[Figure record extracts]
■ ■ ■ ■ ■ ■ ■
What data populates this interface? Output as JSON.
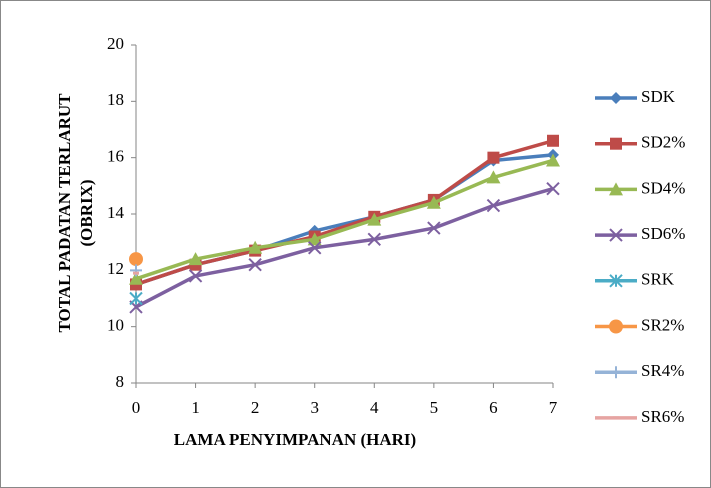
{
  "chart_data": {
    "type": "line",
    "ylabel": [
      "TOTAL PADATAN TERLARUT",
      "(OBRIX)"
    ],
    "xlabel": "LAMA PENYIMPANAN (HARI)",
    "x": [
      0,
      1,
      2,
      3,
      4,
      5,
      6,
      7
    ],
    "xlim": [
      0,
      7
    ],
    "xticks": [
      0,
      1,
      2,
      3,
      4,
      5,
      6,
      7
    ],
    "ylim": [
      8,
      20
    ],
    "yticks": [
      8,
      10,
      12,
      14,
      16,
      18,
      20
    ],
    "legend": "right",
    "series": [
      {
        "name": "SDK",
        "color": "#4a7ebb",
        "marker": "diamond",
        "values": [
          11.5,
          12.2,
          12.7,
          13.4,
          13.9,
          14.5,
          15.9,
          16.1
        ]
      },
      {
        "name": "SD2%",
        "color": "#be4b48",
        "marker": "square",
        "values": [
          11.5,
          12.2,
          12.7,
          13.2,
          13.9,
          14.5,
          16.0,
          16.6
        ]
      },
      {
        "name": "SD4%",
        "color": "#98b954",
        "marker": "triangle",
        "values": [
          11.7,
          12.4,
          12.8,
          13.1,
          13.8,
          14.4,
          15.3,
          15.9
        ]
      },
      {
        "name": "SD6%",
        "color": "#7d60a0",
        "marker": "x",
        "values": [
          10.7,
          11.8,
          12.2,
          12.8,
          13.1,
          13.5,
          14.3,
          14.9
        ]
      },
      {
        "name": "SRK",
        "color": "#4bacc6",
        "marker": "star",
        "values": [
          11.0,
          null,
          null,
          null,
          null,
          null,
          null,
          null
        ]
      },
      {
        "name": "SR2%",
        "color": "#f79646",
        "marker": "circle",
        "values": [
          12.4,
          null,
          null,
          null,
          null,
          null,
          null,
          null
        ]
      },
      {
        "name": "SR4%",
        "color": "#95b3d7",
        "marker": "plus",
        "values": [
          12.0,
          null,
          null,
          null,
          null,
          null,
          null,
          null
        ]
      },
      {
        "name": "SR6%",
        "color": "#e6a4a2",
        "marker": "none",
        "values": [
          11.9,
          null,
          null,
          null,
          null,
          null,
          null,
          null
        ]
      }
    ]
  }
}
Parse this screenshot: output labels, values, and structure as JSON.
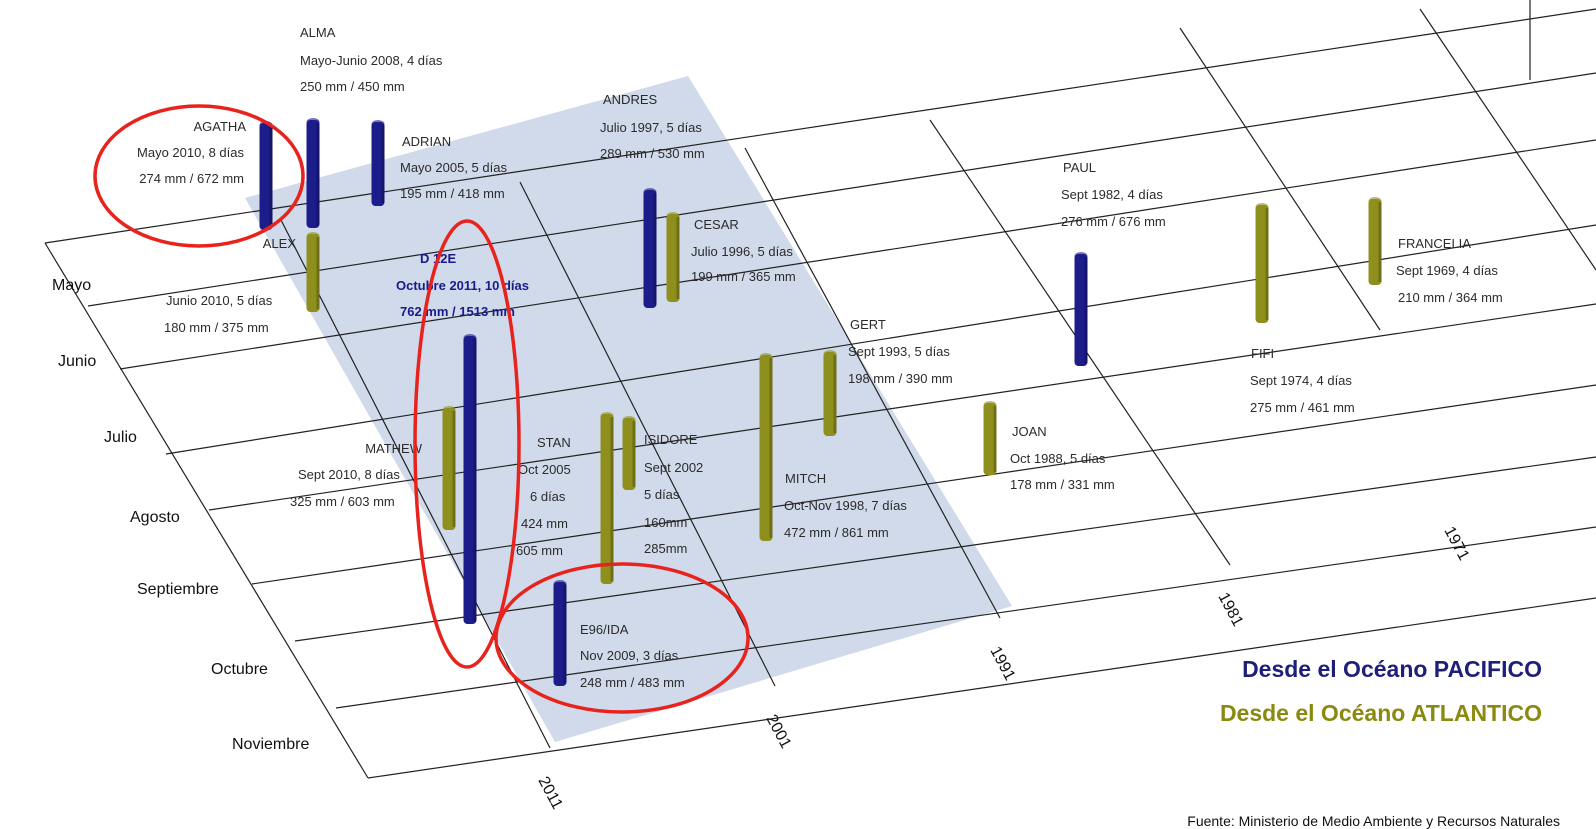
■ ■ ■ ■ ■ ■ ■
PROBLEM DETAILS:
Return only those lines of the records that contain the string "JSON".

COMPLETE OUTPUT:
What data populates this interface? Output as JSON.
Parse this screenshot: output labels, values, and structure as JSON.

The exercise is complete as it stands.